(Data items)
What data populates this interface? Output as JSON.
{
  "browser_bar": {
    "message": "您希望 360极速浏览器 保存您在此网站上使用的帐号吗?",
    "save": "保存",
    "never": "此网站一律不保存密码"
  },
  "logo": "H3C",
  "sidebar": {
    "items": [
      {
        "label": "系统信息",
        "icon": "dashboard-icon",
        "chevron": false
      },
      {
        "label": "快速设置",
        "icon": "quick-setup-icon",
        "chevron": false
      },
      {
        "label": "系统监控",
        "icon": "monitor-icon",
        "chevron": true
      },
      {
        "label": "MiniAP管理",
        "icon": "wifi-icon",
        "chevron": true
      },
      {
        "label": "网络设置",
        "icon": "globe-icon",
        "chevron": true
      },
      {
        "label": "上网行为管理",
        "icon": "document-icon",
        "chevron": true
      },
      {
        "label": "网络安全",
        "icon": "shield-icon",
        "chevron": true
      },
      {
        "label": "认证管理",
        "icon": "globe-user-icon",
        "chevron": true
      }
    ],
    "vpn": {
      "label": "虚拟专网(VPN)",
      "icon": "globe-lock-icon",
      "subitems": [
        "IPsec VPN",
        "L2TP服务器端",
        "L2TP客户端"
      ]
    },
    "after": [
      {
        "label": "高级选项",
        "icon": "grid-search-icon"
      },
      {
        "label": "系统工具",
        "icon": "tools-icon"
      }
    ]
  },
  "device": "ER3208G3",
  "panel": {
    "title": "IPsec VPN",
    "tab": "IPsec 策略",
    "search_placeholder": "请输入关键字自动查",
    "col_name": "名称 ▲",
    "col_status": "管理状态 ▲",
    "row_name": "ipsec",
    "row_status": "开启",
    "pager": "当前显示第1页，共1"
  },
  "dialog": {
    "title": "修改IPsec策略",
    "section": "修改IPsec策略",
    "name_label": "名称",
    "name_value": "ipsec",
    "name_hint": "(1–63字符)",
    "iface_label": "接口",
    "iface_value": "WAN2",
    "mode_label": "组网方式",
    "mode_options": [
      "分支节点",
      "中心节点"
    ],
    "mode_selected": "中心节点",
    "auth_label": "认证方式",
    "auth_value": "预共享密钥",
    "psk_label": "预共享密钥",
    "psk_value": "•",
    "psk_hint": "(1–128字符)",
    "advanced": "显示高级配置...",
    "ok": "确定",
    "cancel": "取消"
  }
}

Problem requirements:
Lines containing the string "globe" are to be selected and copied.

Task output:
        "icon": "globe-icon",
        "icon": "globe-user-icon",
      "icon": "globe-lock-icon",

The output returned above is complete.